══ ENTRIES PROVIDED ══

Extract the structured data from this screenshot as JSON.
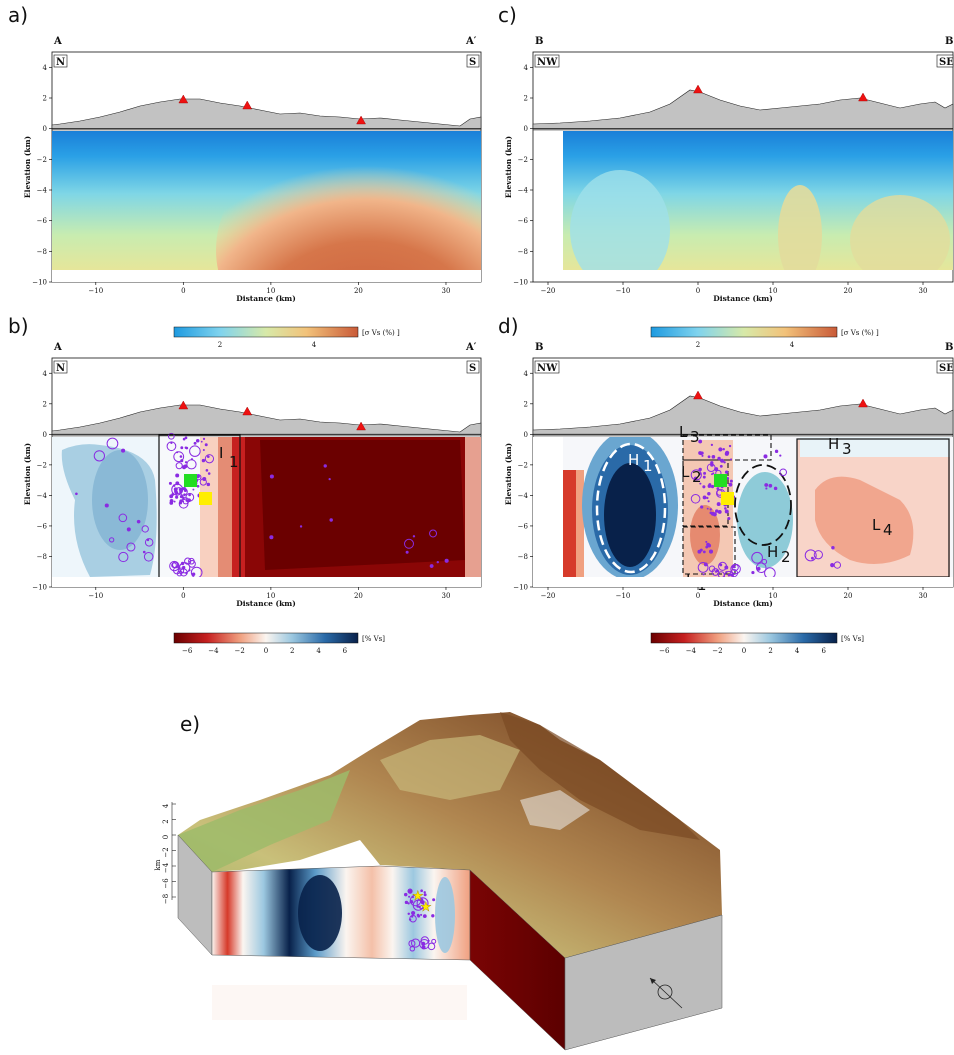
{
  "panel_labels": [
    "a)",
    "b)",
    "c)",
    "d)",
    "e)"
  ],
  "profile_AA": {
    "start": "A",
    "end": "A′",
    "left_dir": "N",
    "right_dir": "S"
  },
  "profile_BB": {
    "start": "B",
    "end": "B",
    "left_dir": "NW",
    "right_dir": "SE"
  },
  "axes": {
    "ylabel": "Elevation (km)",
    "xlabel": "Distance (km)"
  },
  "colorbar_sigma": {
    "unit": "[σ Vs (%) ]",
    "ticks": [
      "2",
      "4"
    ]
  },
  "colorbar_dvs": {
    "unit": "[% Vs]",
    "ticks": [
      "−6",
      "−4",
      "−2",
      "0",
      "2",
      "4",
      "6"
    ]
  },
  "annotations_b": [
    "I",
    "1"
  ],
  "annotations_d": [
    "H",
    "1",
    "H",
    "2",
    "H",
    "3",
    "L",
    "1",
    "L",
    "2",
    "L",
    "3",
    "L",
    "4"
  ],
  "block3d": {
    "ylabel": "km",
    "ticks": [
      "4",
      "2",
      "0",
      "−2",
      "−4",
      "−6",
      "−8"
    ]
  },
  "colors": {
    "volcano": "#ee1111",
    "quake": "#8a2be2",
    "green_marker": "#22dd22",
    "yellow_marker": "#ffee00",
    "topo": "#c2c2c2"
  },
  "chart_data": [
    {
      "panel": "a",
      "type": "heatmap",
      "title": "",
      "xlabel": "Distance (km)",
      "ylabel": "Elevation (km)",
      "xlim": [
        -15,
        34
      ],
      "ylim": [
        -10,
        5
      ],
      "xticks": [
        -10,
        0,
        10,
        20,
        30
      ],
      "yticks": [
        4,
        2,
        0,
        -2,
        -4,
        -6,
        -8,
        -10
      ],
      "volcanoes_x": [
        0,
        7.3,
        20.3
      ],
      "colorbar": "sigma Vs (%)"
    },
    {
      "panel": "b",
      "type": "heatmap",
      "title": "",
      "xlabel": "Distance (km)",
      "ylabel": "Elevation (km)",
      "xlim": [
        -15,
        34
      ],
      "ylim": [
        -10,
        5
      ],
      "xticks": [
        -10,
        0,
        10,
        20,
        30
      ],
      "yticks": [
        4,
        2,
        0,
        -2,
        -4,
        -6,
        -8,
        -10
      ],
      "volcanoes_x": [
        0,
        7.3,
        20.3
      ],
      "colorbar": "% Vs",
      "colorbar_range": [
        -7,
        7
      ]
    },
    {
      "panel": "c",
      "type": "heatmap",
      "title": "",
      "xlabel": "Distance (km)",
      "ylabel": "Elevation (km)",
      "xlim": [
        -22,
        34
      ],
      "ylim": [
        -10,
        5
      ],
      "xticks": [
        -20,
        -10,
        0,
        10,
        20,
        30
      ],
      "yticks": [
        4,
        2,
        0,
        -2,
        -4,
        -6,
        -8,
        -10
      ],
      "volcanoes_x": [
        0,
        22
      ],
      "colorbar": "sigma Vs (%)"
    },
    {
      "panel": "d",
      "type": "heatmap",
      "title": "",
      "xlabel": "Distance (km)",
      "ylabel": "Elevation (km)",
      "xlim": [
        -22,
        34
      ],
      "ylim": [
        -10,
        5
      ],
      "xticks": [
        -20,
        -10,
        0,
        10,
        20,
        30
      ],
      "yticks": [
        4,
        2,
        0,
        -2,
        -4,
        -6,
        -8,
        -10
      ],
      "volcanoes_x": [
        0,
        22
      ],
      "colorbar": "% Vs",
      "colorbar_range": [
        -7,
        7
      ]
    }
  ]
}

═══

Reproduce the records, all of them, word for word; omit the pictures.

Extract the structured data from this screenshot as JSON.
{
  "panel_labels": [
    "a)",
    "b)",
    "c)",
    "d)",
    "e)"
  ],
  "profile_AA": {
    "start": "A",
    "end": "A′",
    "left_dir": "N",
    "right_dir": "S"
  },
  "profile_BB": {
    "start": "B",
    "end": "B",
    "left_dir": "NW",
    "right_dir": "SE"
  },
  "axes": {
    "ylabel": "Elevation (km)",
    "xlabel": "Distance (km)"
  },
  "colorbar_sigma": {
    "unit": "[σ Vs (%) ]",
    "ticks": [
      "2",
      "4"
    ]
  },
  "colorbar_dvs": {
    "unit": "[% Vs]",
    "ticks": [
      "−6",
      "−4",
      "−2",
      "0",
      "2",
      "4",
      "6"
    ]
  },
  "annotations_b": [
    "I",
    "1"
  ],
  "annotations_d": [
    "H",
    "1",
    "H",
    "2",
    "H",
    "3",
    "L",
    "1",
    "L",
    "2",
    "L",
    "3",
    "L",
    "4"
  ],
  "block3d": {
    "ylabel": "km",
    "ticks": [
      "4",
      "2",
      "0",
      "−2",
      "−4",
      "−6",
      "−8"
    ]
  },
  "colors": {
    "volcano": "#ee1111",
    "quake": "#8a2be2",
    "green_marker": "#22dd22",
    "yellow_marker": "#ffee00",
    "topo": "#c2c2c2"
  },
  "chart_data": [
    {
      "panel": "a",
      "type": "heatmap",
      "title": "",
      "xlabel": "Distance (km)",
      "ylabel": "Elevation (km)",
      "xlim": [
        -15,
        34
      ],
      "ylim": [
        -10,
        5
      ],
      "xticks": [
        -10,
        0,
        10,
        20,
        30
      ],
      "yticks": [
        4,
        2,
        0,
        -2,
        -4,
        -6,
        -8,
        -10
      ],
      "volcanoes_x": [
        0,
        7.3,
        20.3
      ],
      "colorbar": "sigma Vs (%)"
    },
    {
      "panel": "b",
      "type": "heatmap",
      "title": "",
      "xlabel": "Distance (km)",
      "ylabel": "Elevation (km)",
      "xlim": [
        -15,
        34
      ],
      "ylim": [
        -10,
        5
      ],
      "xticks": [
        -10,
        0,
        10,
        20,
        30
      ],
      "yticks": [
        4,
        2,
        0,
        -2,
        -4,
        -6,
        -8,
        -10
      ],
      "volcanoes_x": [
        0,
        7.3,
        20.3
      ],
      "colorbar": "% Vs",
      "colorbar_range": [
        -7,
        7
      ]
    },
    {
      "panel": "c",
      "type": "heatmap",
      "title": "",
      "xlabel": "Distance (km)",
      "ylabel": "Elevation (km)",
      "xlim": [
        -22,
        34
      ],
      "ylim": [
        -10,
        5
      ],
      "xticks": [
        -20,
        -10,
        0,
        10,
        20,
        30
      ],
      "yticks": [
        4,
        2,
        0,
        -2,
        -4,
        -6,
        -8,
        -10
      ],
      "volcanoes_x": [
        0,
        22
      ],
      "colorbar": "sigma Vs (%)"
    },
    {
      "panel": "d",
      "type": "heatmap",
      "title": "",
      "xlabel": "Distance (km)",
      "ylabel": "Elevation (km)",
      "xlim": [
        -22,
        34
      ],
      "ylim": [
        -10,
        5
      ],
      "xticks": [
        -20,
        -10,
        0,
        10,
        20,
        30
      ],
      "yticks": [
        4,
        2,
        0,
        -2,
        -4,
        -6,
        -8,
        -10
      ],
      "volcanoes_x": [
        0,
        22
      ],
      "colorbar": "% Vs",
      "colorbar_range": [
        -7,
        7
      ]
    }
  ]
}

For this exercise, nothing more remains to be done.